## Written instruction
Extract the complete listing and repeat it word for word.

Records
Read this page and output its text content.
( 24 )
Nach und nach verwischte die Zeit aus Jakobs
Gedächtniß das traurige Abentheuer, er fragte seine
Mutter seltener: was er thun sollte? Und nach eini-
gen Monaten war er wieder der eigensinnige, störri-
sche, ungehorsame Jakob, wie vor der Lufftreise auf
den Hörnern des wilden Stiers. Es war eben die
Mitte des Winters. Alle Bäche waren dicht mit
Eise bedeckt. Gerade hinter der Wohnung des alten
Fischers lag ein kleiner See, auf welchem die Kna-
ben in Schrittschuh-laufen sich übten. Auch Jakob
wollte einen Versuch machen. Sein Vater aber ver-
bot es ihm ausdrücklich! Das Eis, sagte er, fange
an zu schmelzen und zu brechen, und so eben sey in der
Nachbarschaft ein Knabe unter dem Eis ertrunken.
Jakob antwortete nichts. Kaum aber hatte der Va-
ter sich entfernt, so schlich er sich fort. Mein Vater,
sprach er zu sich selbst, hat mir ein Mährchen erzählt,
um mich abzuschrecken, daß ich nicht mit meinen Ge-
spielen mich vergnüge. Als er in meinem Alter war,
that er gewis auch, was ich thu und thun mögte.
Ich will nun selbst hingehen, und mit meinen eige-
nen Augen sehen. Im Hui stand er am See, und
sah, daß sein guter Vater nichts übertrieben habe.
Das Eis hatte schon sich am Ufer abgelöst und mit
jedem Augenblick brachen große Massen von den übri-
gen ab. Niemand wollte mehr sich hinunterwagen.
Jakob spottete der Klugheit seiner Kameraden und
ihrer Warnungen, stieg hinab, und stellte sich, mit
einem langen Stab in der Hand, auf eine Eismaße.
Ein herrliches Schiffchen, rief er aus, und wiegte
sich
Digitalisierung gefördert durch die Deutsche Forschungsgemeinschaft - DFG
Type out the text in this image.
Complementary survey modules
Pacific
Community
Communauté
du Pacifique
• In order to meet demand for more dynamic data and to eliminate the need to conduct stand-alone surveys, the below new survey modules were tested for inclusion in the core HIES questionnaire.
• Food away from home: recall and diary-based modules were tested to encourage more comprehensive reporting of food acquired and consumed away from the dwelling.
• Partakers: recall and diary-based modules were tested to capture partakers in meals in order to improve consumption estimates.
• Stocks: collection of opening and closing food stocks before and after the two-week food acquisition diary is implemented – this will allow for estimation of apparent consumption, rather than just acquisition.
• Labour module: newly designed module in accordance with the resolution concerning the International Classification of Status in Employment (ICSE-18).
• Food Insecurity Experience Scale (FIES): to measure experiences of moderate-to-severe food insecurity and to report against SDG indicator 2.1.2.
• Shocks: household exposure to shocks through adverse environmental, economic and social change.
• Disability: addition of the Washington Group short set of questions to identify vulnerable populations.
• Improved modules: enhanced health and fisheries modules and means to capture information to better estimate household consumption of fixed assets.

## Task result
Read this page and output its text content.
( 24 )
Nach und nach verwischte die Zeit aus Jakobs
Gedächtniß das traurige Abentheuer, er fragte seine
Mutter seltener: was er thun sollte? Und nach eini-
gen Monaten war er wieder der eigensinnige, störri-
sche, ungehorsame Jakob, wie vor der Lufftreise auf
den Hörnern des wilden Stiers. Es war eben die
Mitte des Winters. Alle Bäche waren dicht mit
Eise bedeckt. Gerade hinter der Wohnung des alten
Fischers lag ein kleiner See, auf welchem die Kna-
ben in Schrittschuh-laufen sich übten. Auch Jakob
wollte einen Versuch machen. Sein Vater aber ver-
bot es ihm ausdrücklich! Das Eis, sagte er, fange
an zu schmelzen und zu brechen, und so eben sey in der
Nachbarschaft ein Knabe unter dem Eis ertrunken.
Jakob antwortete nichts. Kaum aber hatte der Va-
ter sich entfernt, so schlich er sich fort. Mein Vater,
sprach er zu sich selbst, hat mir ein Mährchen erzählt,
um mich abzuschrecken, daß ich nicht mit meinen Ge-
spielen mich vergnüge. Als er in meinem Alter war,
that er gewis auch, was ich thu und thun mögte.
Ich will nun selbst hingehen, und mit meinen eige-
nen Augen sehen. Im Hui stand er am See, und
sah, daß sein guter Vater nichts übertrieben habe.
Das Eis hatte schon sich am Ufer abgelöst und mit
jedem Augenblick brachen große Massen von den übri-
gen ab. Niemand wollte mehr sich hinunterwagen.
Jakob spottete der Klugheit seiner Kameraden und
ihrer Warnungen, stieg hinab, und stellte sich, mit
einem langen Stab in der Hand, auf eine Eismaße.
Ein herrliches Schiffchen, rief er aus, und wiegte
sich
Digitalisierung gefördert durch die Deutsche Forschungsgemeinschaft - DFG
Type out the text in this image.
Complementary survey modules
Pacific
Community
Communauté
du Pacifique
• In order to meet demand for more dynamic data and to eliminate the need to conduct stand-alone surveys, the below new survey modules were tested for inclusion in the core HIES questionnaire.
• Food away from home: recall and diary-based modules were tested to encourage more comprehensive reporting of food acquired and consumed away from the dwelling.
• Partakers: recall and diary-based modules were tested to capture partakers in meals in order to improve consumption estimates.
• Stocks: collection of opening and closing food stocks before and after the two-week food acquisition diary is implemented – this will allow for estimation of apparent consumption, rather than just acquisition.
• Labour module: newly designed module in accordance with the resolution concerning the International Classification of Status in Employment (ICSE-18).
• Food Insecurity Experience Scale (FIES): to measure experiences of moderate-to-severe food insecurity and to report against SDG indicator 2.1.2.
• Shocks: household exposure to shocks through adverse environmental, economic and social change.
• Disability: addition of the Washington Group short set of questions to identify vulnerable populations.
• Improved modules: enhanced health and fisheries modules and means to capture information to better estimate household consumption of fixed assets.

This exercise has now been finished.